Task prompt
Which lines contain the string "Generation"? Please list every one of them.

⟨

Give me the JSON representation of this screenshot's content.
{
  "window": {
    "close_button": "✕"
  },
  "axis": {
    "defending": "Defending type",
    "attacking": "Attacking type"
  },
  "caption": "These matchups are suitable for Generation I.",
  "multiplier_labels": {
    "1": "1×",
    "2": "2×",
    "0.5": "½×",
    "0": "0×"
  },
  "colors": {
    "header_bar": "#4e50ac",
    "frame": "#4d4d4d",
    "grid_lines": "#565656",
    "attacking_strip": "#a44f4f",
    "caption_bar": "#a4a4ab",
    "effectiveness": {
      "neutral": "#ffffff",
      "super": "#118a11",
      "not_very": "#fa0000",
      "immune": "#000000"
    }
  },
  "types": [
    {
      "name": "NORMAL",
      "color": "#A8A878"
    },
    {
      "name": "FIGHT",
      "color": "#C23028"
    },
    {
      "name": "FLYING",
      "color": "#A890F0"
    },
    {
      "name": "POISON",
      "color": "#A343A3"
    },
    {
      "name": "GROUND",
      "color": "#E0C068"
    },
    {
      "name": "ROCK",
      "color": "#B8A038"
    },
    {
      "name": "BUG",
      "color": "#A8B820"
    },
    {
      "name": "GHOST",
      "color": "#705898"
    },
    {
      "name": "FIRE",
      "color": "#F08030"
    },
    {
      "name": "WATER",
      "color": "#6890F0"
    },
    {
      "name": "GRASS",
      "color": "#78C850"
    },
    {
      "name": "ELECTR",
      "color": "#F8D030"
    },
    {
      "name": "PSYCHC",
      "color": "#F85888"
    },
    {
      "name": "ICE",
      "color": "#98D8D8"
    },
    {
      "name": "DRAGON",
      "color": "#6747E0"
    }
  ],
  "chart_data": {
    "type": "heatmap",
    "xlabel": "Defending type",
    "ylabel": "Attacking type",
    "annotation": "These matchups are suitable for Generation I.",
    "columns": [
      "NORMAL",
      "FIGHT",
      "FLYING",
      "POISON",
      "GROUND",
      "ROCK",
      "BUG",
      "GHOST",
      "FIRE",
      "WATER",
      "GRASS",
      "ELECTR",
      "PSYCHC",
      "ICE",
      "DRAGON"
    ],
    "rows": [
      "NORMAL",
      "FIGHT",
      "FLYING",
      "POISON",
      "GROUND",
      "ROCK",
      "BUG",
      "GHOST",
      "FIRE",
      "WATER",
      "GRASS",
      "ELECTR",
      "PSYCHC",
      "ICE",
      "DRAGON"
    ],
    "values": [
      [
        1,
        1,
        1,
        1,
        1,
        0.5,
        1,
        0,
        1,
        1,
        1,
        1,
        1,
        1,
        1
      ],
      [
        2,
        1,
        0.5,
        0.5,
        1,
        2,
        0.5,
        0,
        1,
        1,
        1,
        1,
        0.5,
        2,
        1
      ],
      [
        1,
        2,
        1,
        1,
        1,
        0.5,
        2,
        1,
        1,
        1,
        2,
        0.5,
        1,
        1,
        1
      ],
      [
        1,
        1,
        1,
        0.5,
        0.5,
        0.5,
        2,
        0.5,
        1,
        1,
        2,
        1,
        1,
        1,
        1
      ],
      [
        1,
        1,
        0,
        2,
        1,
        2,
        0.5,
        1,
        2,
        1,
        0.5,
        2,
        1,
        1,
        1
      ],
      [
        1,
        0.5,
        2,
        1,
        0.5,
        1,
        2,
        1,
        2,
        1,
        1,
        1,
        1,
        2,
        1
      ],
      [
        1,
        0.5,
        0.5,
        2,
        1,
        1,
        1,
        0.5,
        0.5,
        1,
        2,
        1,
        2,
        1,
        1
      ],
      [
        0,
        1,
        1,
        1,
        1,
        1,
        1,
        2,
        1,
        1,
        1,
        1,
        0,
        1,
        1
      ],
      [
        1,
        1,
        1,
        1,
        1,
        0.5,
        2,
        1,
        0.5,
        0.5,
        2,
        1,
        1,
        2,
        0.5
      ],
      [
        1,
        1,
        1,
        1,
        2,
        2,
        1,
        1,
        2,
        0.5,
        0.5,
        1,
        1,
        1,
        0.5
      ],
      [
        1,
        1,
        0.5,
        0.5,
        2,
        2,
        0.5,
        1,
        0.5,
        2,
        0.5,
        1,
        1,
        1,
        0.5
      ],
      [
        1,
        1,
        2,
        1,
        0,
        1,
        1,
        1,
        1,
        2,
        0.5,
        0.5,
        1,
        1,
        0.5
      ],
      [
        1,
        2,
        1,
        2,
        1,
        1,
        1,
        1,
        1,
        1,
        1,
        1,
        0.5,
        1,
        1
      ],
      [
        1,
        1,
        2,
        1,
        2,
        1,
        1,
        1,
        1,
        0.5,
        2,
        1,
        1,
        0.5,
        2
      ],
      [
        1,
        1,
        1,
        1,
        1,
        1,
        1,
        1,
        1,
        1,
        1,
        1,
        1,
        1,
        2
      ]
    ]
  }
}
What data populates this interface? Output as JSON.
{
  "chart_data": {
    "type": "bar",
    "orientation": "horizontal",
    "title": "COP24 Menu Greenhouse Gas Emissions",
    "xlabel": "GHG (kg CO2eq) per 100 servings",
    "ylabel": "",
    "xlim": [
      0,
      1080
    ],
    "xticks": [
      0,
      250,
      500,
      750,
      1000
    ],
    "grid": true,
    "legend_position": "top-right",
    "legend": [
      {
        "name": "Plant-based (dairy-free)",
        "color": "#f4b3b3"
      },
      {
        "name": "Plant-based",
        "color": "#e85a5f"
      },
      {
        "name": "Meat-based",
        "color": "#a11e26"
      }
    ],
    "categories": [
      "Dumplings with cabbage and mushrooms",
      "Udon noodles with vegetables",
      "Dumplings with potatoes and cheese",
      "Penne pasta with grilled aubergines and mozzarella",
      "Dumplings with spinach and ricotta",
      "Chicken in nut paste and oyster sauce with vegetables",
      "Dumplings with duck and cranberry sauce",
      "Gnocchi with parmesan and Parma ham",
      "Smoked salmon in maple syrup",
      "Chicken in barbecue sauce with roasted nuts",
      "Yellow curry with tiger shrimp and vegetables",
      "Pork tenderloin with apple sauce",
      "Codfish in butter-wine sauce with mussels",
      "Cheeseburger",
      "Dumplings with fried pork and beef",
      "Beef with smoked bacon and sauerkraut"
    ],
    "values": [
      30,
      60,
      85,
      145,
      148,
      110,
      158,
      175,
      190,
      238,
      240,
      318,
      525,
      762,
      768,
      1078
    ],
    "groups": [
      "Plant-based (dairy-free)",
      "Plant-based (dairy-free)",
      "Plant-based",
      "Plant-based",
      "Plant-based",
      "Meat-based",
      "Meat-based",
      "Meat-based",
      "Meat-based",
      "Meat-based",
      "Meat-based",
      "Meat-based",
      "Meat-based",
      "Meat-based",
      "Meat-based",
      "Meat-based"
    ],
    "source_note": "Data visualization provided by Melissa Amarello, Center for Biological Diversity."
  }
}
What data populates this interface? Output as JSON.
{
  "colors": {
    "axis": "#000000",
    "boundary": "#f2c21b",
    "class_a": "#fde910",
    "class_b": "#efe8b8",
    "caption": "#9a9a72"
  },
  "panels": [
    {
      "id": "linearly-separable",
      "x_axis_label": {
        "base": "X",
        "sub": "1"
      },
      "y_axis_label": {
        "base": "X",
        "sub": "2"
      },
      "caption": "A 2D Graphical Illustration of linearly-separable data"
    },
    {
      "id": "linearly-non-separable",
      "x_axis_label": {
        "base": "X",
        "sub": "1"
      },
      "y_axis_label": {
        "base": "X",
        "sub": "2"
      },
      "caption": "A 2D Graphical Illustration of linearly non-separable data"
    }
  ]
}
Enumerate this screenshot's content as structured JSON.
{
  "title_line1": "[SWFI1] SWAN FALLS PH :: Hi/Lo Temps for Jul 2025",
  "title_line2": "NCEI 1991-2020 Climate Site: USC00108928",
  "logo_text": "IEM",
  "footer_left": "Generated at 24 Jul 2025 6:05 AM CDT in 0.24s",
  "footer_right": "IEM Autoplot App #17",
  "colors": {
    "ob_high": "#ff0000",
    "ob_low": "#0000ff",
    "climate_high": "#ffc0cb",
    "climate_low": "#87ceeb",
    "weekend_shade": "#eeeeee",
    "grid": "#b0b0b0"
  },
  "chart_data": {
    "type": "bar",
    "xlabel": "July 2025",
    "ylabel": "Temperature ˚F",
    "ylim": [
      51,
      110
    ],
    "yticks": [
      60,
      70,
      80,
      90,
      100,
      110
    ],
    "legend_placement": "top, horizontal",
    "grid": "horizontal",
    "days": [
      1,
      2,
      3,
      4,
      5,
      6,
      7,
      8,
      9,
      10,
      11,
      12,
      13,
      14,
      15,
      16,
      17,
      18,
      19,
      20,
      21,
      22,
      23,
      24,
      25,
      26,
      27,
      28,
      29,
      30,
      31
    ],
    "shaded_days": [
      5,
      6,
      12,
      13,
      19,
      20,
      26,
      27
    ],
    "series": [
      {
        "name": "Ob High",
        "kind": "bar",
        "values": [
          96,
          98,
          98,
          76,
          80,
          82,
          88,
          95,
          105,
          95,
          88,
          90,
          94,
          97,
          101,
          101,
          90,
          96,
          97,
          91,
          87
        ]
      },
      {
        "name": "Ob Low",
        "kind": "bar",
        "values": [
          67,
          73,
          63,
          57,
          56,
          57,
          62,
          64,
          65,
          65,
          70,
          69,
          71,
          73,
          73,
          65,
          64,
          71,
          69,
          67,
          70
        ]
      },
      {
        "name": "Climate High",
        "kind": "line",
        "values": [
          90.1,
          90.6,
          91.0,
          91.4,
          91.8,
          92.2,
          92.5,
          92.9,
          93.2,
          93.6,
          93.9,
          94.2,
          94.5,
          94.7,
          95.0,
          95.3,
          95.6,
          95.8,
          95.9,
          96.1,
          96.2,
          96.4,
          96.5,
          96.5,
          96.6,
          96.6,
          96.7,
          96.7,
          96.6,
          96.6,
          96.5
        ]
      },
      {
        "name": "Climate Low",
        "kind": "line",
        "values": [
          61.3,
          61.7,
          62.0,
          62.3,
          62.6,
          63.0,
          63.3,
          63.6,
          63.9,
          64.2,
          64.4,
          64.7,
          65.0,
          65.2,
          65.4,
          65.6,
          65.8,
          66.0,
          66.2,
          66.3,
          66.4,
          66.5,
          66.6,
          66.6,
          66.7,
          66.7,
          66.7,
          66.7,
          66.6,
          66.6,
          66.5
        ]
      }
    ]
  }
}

⟩

Result for this exercise
  "caption": "These matchups are suitable for Generation I.",
    "annotation": "These matchups are suitable for Generation I.",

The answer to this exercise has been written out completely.